List each line holding the string "name".

Figure content listings

____________________

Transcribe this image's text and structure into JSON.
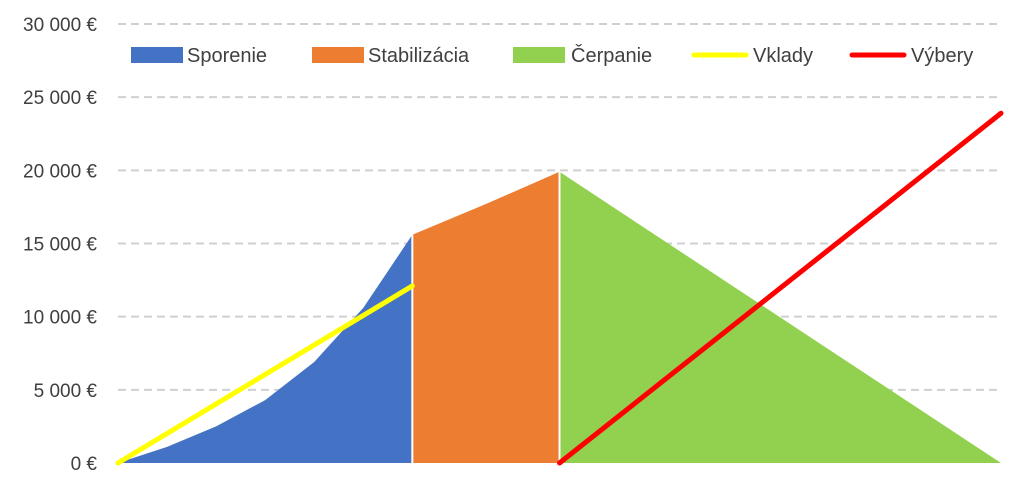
{
  "chart_data": {
    "type": "area",
    "x": [
      0,
      6,
      9,
      18
    ],
    "ylim": [
      0,
      30000
    ],
    "yticks": [
      0,
      5000,
      10000,
      15000,
      20000,
      25000,
      30000
    ],
    "ytick_labels": [
      "0 €",
      "5 000 €",
      "10 000 €",
      "15 000 €",
      "20 000 €",
      "25 000 €",
      "30 000 €"
    ],
    "grid": true,
    "legend_position": "top",
    "series": [
      {
        "name": "Sporenie",
        "kind": "area",
        "color": "#4472C4",
        "points": [
          [
            0,
            0
          ],
          [
            1,
            1100
          ],
          [
            2,
            2500
          ],
          [
            3,
            4300
          ],
          [
            4,
            6900
          ],
          [
            5,
            10600
          ],
          [
            6,
            15600
          ]
        ]
      },
      {
        "name": "Stabilizácia",
        "kind": "area",
        "color": "#ED7D31",
        "points": [
          [
            6,
            15600
          ],
          [
            7.5,
            17700
          ],
          [
            9,
            19900
          ]
        ]
      },
      {
        "name": "Čerpanie",
        "kind": "area",
        "color": "#92D050",
        "points": [
          [
            9,
            19900
          ],
          [
            18,
            0
          ]
        ]
      },
      {
        "name": "Vklady",
        "kind": "line",
        "color": "#FFFF00",
        "points": [
          [
            0,
            0
          ],
          [
            6,
            12100
          ]
        ]
      },
      {
        "name": "Výbery",
        "kind": "line",
        "color": "#FF0000",
        "points": [
          [
            9,
            0
          ],
          [
            18,
            23900
          ]
        ]
      }
    ]
  }
}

____________________

§ Solution to this problem:
        "name": "Sporenie",
        "name": "Stabilizácia",
        "name": "Čerpanie",
        "name": "Vklady",
        "name": "Výbery",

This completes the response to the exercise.